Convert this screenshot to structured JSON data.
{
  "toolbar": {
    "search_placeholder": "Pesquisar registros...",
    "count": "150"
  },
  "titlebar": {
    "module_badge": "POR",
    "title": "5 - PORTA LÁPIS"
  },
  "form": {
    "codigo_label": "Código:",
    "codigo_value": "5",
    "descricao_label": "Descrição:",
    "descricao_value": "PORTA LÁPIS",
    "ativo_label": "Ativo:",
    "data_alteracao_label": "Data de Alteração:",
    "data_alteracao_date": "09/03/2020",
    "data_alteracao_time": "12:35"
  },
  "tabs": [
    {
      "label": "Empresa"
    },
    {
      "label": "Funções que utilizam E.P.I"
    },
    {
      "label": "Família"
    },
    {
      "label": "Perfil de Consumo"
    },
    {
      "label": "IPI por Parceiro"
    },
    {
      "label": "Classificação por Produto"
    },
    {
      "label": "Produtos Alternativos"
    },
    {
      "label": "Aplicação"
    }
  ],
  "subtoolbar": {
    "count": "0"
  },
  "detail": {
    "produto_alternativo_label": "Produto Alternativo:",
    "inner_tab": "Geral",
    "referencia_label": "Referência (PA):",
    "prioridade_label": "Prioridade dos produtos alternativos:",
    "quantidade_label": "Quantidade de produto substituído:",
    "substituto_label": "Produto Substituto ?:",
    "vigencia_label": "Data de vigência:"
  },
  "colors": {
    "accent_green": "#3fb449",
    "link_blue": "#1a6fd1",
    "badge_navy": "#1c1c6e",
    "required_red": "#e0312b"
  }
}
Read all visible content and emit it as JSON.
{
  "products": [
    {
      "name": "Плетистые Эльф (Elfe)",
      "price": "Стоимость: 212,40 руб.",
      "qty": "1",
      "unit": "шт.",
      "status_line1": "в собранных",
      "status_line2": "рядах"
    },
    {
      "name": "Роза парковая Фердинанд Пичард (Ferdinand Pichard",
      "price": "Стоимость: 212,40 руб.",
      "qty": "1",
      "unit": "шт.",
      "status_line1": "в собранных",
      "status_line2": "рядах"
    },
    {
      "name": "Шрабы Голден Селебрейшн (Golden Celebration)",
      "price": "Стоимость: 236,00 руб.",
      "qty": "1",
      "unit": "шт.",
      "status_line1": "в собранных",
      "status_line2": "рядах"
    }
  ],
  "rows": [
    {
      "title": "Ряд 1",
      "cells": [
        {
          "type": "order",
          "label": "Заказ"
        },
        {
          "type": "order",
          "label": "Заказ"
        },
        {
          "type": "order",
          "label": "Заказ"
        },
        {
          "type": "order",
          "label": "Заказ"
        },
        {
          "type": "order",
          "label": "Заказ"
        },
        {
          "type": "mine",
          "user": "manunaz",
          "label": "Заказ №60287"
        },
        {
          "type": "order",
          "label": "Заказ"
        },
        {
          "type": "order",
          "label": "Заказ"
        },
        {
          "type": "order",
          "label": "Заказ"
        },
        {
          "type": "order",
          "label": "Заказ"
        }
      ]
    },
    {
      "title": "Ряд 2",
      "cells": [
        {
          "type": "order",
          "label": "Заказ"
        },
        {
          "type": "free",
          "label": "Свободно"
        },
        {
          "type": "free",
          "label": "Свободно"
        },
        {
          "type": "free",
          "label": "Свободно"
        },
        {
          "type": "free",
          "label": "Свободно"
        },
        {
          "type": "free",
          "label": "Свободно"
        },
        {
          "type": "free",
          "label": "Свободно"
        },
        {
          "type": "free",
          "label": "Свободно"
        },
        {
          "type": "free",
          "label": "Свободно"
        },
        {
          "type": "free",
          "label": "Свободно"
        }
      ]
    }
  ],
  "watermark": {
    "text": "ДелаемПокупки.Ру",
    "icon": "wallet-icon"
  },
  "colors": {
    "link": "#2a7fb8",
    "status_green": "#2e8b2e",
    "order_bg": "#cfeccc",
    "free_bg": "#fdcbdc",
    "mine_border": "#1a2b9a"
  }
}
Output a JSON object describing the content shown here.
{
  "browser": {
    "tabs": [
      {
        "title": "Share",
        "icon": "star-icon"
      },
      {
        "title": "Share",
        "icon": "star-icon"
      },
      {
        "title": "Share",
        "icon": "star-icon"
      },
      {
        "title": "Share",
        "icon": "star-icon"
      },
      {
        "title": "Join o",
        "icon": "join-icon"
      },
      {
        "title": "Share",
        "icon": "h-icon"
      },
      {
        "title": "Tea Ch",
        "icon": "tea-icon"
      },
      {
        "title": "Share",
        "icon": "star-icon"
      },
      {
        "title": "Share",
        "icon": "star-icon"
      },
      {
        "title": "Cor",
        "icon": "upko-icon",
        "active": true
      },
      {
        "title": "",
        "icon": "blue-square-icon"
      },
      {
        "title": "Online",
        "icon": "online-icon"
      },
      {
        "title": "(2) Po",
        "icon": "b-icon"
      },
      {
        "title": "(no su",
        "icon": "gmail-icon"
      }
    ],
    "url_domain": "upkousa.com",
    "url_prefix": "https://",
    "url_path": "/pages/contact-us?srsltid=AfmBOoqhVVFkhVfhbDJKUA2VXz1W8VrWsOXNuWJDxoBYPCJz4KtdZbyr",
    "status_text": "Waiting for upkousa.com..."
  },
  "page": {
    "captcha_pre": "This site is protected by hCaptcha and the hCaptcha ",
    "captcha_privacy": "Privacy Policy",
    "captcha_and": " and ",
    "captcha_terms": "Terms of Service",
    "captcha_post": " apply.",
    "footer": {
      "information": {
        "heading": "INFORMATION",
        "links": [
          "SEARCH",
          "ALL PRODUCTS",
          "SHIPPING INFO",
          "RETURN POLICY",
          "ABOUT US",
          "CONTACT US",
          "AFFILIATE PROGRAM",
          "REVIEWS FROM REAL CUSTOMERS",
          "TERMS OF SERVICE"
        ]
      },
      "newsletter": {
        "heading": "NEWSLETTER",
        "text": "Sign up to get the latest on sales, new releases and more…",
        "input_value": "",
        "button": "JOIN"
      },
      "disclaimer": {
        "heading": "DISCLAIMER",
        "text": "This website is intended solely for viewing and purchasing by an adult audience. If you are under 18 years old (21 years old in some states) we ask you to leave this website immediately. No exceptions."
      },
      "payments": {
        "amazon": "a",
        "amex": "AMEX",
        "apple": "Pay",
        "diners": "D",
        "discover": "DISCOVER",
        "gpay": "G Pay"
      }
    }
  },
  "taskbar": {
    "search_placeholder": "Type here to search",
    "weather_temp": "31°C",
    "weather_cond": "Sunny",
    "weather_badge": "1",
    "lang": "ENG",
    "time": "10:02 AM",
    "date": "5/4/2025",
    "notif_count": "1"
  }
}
....................
→ WHAT IS EXPECTED
Could you quote the material above in full, exactly as it stands?

→ EXERCISE RESULT
Convert this screenshot to structured JSON data.
{
  "toolbar": {
    "search_placeholder": "Pesquisar registros...",
    "count": "150"
  },
  "titlebar": {
    "module_badge": "POR",
    "title": "5 - PORTA LÁPIS"
  },
  "form": {
    "codigo_label": "Código:",
    "codigo_value": "5",
    "descricao_label": "Descrição:",
    "descricao_value": "PORTA LÁPIS",
    "ativo_label": "Ativo:",
    "data_alteracao_label": "Data de Alteração:",
    "data_alteracao_date": "09/03/2020",
    "data_alteracao_time": "12:35"
  },
  "tabs": [
    {
      "label": "Empresa"
    },
    {
      "label": "Funções que utilizam E.P.I"
    },
    {
      "label": "Família"
    },
    {
      "label": "Perfil de Consumo"
    },
    {
      "label": "IPI por Parceiro"
    },
    {
      "label": "Classificação por Produto"
    },
    {
      "label": "Produtos Alternativos"
    },
    {
      "label": "Aplicação"
    }
  ],
  "subtoolbar": {
    "count": "0"
  },
  "detail": {
    "produto_alternativo_label": "Produto Alternativo:",
    "inner_tab": "Geral",
    "referencia_label": "Referência (PA):",
    "prioridade_label": "Prioridade dos produtos alternativos:",
    "quantidade_label": "Quantidade de produto substituído:",
    "substituto_label": "Produto Substituto ?:",
    "vigencia_label": "Data de vigência:"
  },
  "colors": {
    "accent_green": "#3fb449",
    "link_blue": "#1a6fd1",
    "badge_navy": "#1c1c6e",
    "required_red": "#e0312b"
  }
}
Read all visible content and emit it as JSON.
{
  "products": [
    {
      "name": "Плетистые Эльф (Elfe)",
      "price": "Стоимость: 212,40 руб.",
      "qty": "1",
      "unit": "шт.",
      "status_line1": "в собранных",
      "status_line2": "рядах"
    },
    {
      "name": "Роза парковая Фердинанд Пичард (Ferdinand Pichard",
      "price": "Стоимость: 212,40 руб.",
      "qty": "1",
      "unit": "шт.",
      "status_line1": "в собранных",
      "status_line2": "рядах"
    },
    {
      "name": "Шрабы Голден Селебрейшн (Golden Celebration)",
      "price": "Стоимость: 236,00 руб.",
      "qty": "1",
      "unit": "шт.",
      "status_line1": "в собранных",
      "status_line2": "рядах"
    }
  ],
  "rows": [
    {
      "title": "Ряд 1",
      "cells": [
        {
          "type": "order",
          "label": "Заказ"
        },
        {
          "type": "order",
          "label": "Заказ"
        },
        {
          "type": "order",
          "label": "Заказ"
        },
        {
          "type": "order",
          "label": "Заказ"
        },
        {
          "type": "order",
          "label": "Заказ"
        },
        {
          "type": "mine",
          "user": "manunaz",
          "label": "Заказ №60287"
        },
        {
          "type": "order",
          "label": "Заказ"
        },
        {
          "type": "order",
          "label": "Заказ"
        },
        {
          "type": "order",
          "label": "Заказ"
        },
        {
          "type": "order",
          "label": "Заказ"
        }
      ]
    },
    {
      "title": "Ряд 2",
      "cells": [
        {
          "type": "order",
          "label": "Заказ"
        },
        {
          "type": "free",
          "label": "Свободно"
        },
        {
          "type": "free",
          "label": "Свободно"
        },
        {
          "type": "free",
          "label": "Свободно"
        },
        {
          "type": "free",
          "label": "Свободно"
        },
        {
          "type": "free",
          "label": "Свободно"
        },
        {
          "type": "free",
          "label": "Свободно"
        },
        {
          "type": "free",
          "label": "Свободно"
        },
        {
          "type": "free",
          "label": "Свободно"
        },
        {
          "type": "free",
          "label": "Свободно"
        }
      ]
    }
  ],
  "watermark": {
    "text": "ДелаемПокупки.Ру",
    "icon": "wallet-icon"
  },
  "colors": {
    "link": "#2a7fb8",
    "status_green": "#2e8b2e",
    "order_bg": "#cfeccc",
    "free_bg": "#fdcbdc",
    "mine_border": "#1a2b9a"
  }
}
Output a JSON object describing the content shown here.
{
  "browser": {
    "tabs": [
      {
        "title": "Share",
        "icon": "star-icon"
      },
      {
        "title": "Share",
        "icon": "star-icon"
      },
      {
        "title": "Share",
        "icon": "star-icon"
      },
      {
        "title": "Share",
        "icon": "star-icon"
      },
      {
        "title": "Join o",
        "icon": "join-icon"
      },
      {
        "title": "Share",
        "icon": "h-icon"
      },
      {
        "title": "Tea Ch",
        "icon": "tea-icon"
      },
      {
        "title": "Share",
        "icon": "star-icon"
      },
      {
        "title": "Share",
        "icon": "star-icon"
      },
      {
        "title": "Cor",
        "icon": "upko-icon",
        "active": true
      },
      {
        "title": "",
        "icon": "blue-square-icon"
      },
      {
        "title": "Online",
        "icon": "online-icon"
      },
      {
        "title": "(2) Po",
        "icon": "b-icon"
      },
      {
        "title": "(no su",
        "icon": "gmail-icon"
      }
    ],
    "url_domain": "upkousa.com",
    "url_prefix": "https://",
    "url_path": "/pages/contact-us?srsltid=AfmBOoqhVVFkhVfhbDJKUA2VXz1W8VrWsOXNuWJDxoBYPCJz4KtdZbyr",
    "status_text": "Waiting for upkousa.com..."
  },
  "page": {
    "captcha_pre": "This site is protected by hCaptcha and the hCaptcha ",
    "captcha_privacy": "Privacy Policy",
    "captcha_and": " and ",
    "captcha_terms": "Terms of Service",
    "captcha_post": " apply.",
    "footer": {
      "information": {
        "heading": "INFORMATION",
        "links": [
          "SEARCH",
          "ALL PRODUCTS",
          "SHIPPING INFO",
          "RETURN POLICY",
          "ABOUT US",
          "CONTACT US",
          "AFFILIATE PROGRAM",
          "REVIEWS FROM REAL CUSTOMERS",
          "TERMS OF SERVICE"
        ]
      },
      "newsletter": {
        "heading": "NEWSLETTER",
        "text": "Sign up to get the latest on sales, new releases and more…",
        "input_value": "",
        "button": "JOIN"
      },
      "disclaimer": {
        "heading": "DISCLAIMER",
        "text": "This website is intended solely for viewing and purchasing by an adult audience. If you are under 18 years old (21 years old in some states) we ask you to leave this website immediately. No exceptions."
      },
      "payments": {
        "amazon": "a",
        "amex": "AMEX",
        "apple": "Pay",
        "diners": "D",
        "discover": "DISCOVER",
        "gpay": "G Pay"
      }
    }
  },
  "taskbar": {
    "search_placeholder": "Type here to search",
    "weather_temp": "31°C",
    "weather_cond": "Sunny",
    "weather_badge": "1",
    "lang": "ENG",
    "time": "10:02 AM",
    "date": "5/4/2025",
    "notif_count": "1"
  }
}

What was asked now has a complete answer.